▶ **YOUR TASK**:
From the entries below, please gather each line containing the string "leones".

[start]

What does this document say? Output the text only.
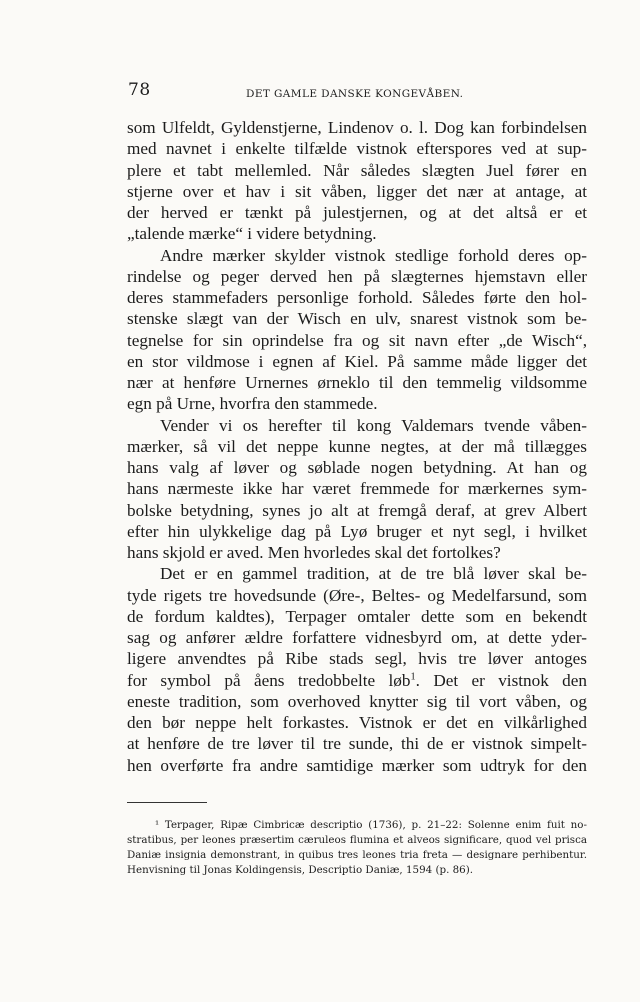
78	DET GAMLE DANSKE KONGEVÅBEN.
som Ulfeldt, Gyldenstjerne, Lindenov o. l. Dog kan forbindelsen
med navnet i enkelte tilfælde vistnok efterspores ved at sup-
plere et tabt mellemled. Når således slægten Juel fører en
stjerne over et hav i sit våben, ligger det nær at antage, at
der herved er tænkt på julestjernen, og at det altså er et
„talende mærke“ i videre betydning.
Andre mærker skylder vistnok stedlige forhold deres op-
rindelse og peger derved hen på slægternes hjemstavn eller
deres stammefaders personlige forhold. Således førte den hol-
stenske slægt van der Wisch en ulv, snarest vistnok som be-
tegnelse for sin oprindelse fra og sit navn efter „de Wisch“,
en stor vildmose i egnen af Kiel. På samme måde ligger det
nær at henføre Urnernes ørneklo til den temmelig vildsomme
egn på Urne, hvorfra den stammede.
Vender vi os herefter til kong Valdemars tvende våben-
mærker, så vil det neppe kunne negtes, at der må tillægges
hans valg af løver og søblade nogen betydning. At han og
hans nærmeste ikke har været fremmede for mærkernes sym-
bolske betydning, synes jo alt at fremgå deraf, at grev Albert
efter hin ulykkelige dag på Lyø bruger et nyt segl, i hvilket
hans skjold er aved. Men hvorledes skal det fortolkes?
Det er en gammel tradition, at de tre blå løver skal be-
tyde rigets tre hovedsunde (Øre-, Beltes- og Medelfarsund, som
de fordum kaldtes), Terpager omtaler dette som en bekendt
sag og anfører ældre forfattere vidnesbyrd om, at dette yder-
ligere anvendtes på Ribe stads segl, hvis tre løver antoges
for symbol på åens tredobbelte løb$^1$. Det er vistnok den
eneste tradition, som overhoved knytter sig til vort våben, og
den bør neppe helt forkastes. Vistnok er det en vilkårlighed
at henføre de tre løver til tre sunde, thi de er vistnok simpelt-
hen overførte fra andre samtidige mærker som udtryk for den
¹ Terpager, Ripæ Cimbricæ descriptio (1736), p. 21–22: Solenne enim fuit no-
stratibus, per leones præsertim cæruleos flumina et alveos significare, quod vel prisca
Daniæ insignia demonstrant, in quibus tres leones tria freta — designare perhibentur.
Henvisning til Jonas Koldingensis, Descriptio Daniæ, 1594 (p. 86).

[end]
[start]

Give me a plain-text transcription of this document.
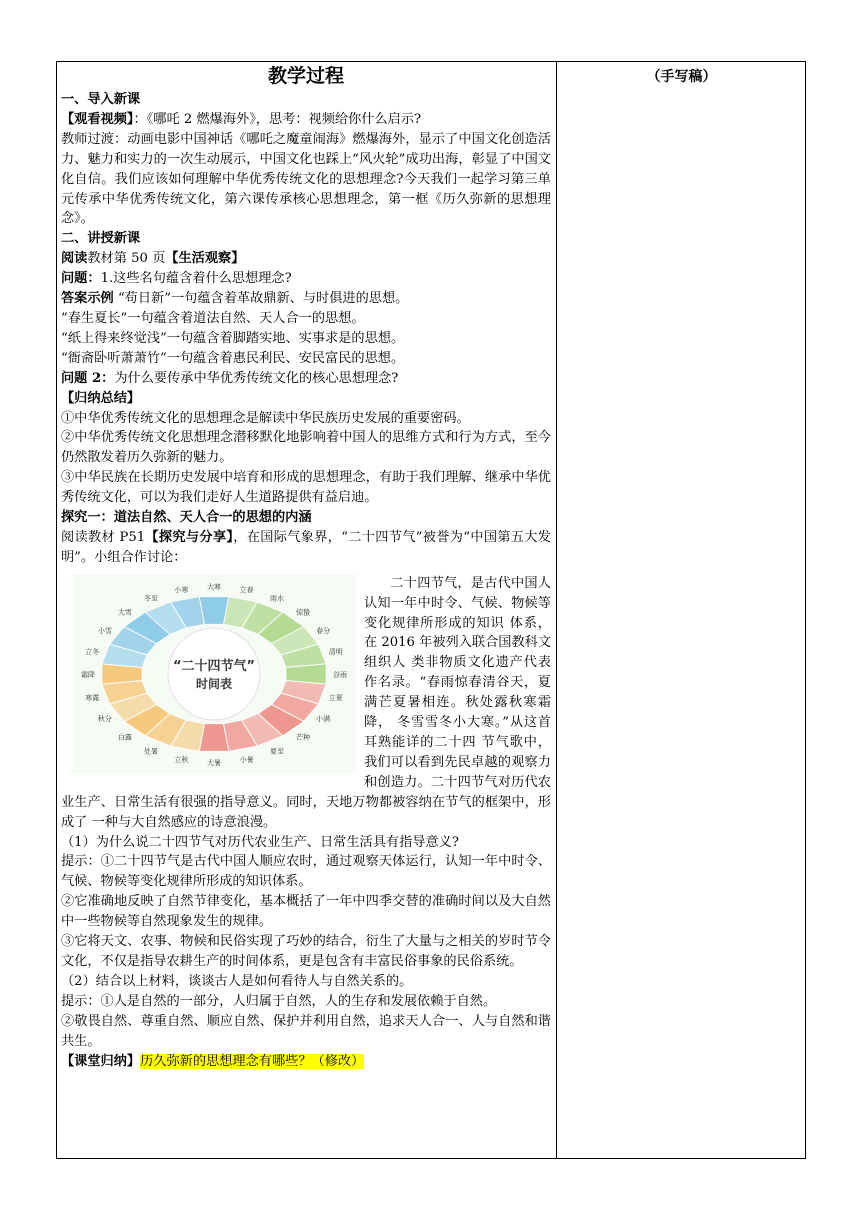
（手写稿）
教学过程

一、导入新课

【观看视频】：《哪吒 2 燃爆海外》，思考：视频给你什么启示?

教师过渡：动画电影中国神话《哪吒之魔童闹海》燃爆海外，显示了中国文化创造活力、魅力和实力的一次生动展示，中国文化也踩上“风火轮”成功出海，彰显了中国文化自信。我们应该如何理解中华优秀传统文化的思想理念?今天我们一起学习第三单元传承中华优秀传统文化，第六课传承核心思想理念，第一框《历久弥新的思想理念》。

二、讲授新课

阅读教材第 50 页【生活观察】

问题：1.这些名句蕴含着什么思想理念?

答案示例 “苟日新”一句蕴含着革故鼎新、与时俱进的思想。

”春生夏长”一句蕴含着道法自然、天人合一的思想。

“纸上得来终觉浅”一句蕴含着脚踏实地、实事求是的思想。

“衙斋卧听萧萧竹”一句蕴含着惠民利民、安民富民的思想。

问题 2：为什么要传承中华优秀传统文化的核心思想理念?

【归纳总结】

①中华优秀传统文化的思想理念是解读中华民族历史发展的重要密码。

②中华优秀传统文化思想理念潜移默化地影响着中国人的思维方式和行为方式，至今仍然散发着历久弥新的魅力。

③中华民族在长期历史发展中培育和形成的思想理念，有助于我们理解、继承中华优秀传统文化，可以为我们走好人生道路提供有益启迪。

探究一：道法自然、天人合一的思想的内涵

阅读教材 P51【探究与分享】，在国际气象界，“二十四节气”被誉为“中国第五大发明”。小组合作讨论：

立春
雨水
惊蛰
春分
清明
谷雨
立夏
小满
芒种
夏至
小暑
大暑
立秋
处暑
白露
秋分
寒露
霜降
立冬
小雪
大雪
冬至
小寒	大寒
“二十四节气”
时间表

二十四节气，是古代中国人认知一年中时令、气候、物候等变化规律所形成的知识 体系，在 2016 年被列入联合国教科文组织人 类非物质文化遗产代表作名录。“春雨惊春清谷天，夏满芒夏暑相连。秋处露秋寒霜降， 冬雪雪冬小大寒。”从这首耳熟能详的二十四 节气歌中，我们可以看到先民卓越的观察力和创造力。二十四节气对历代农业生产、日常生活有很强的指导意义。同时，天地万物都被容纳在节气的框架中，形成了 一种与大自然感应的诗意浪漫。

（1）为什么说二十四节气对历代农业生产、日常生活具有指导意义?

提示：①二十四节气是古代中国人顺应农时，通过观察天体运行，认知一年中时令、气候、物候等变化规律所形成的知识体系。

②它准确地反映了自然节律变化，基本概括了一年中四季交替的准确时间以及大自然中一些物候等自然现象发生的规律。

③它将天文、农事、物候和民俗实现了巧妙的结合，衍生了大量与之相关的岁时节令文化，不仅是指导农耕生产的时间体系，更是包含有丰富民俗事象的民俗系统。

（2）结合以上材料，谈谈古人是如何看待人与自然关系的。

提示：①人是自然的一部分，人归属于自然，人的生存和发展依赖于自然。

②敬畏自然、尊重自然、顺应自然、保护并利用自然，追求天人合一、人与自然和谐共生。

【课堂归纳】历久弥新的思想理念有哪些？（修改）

[end]

▶ **SOLUTION FOR THIS PROBLEM**:
stratibus, per leones præsertim cæruleos flumina et alveos significare, quod vel prisca
Daniæ insignia demonstrant, in quibus tres leones tria freta — designare perhibentur.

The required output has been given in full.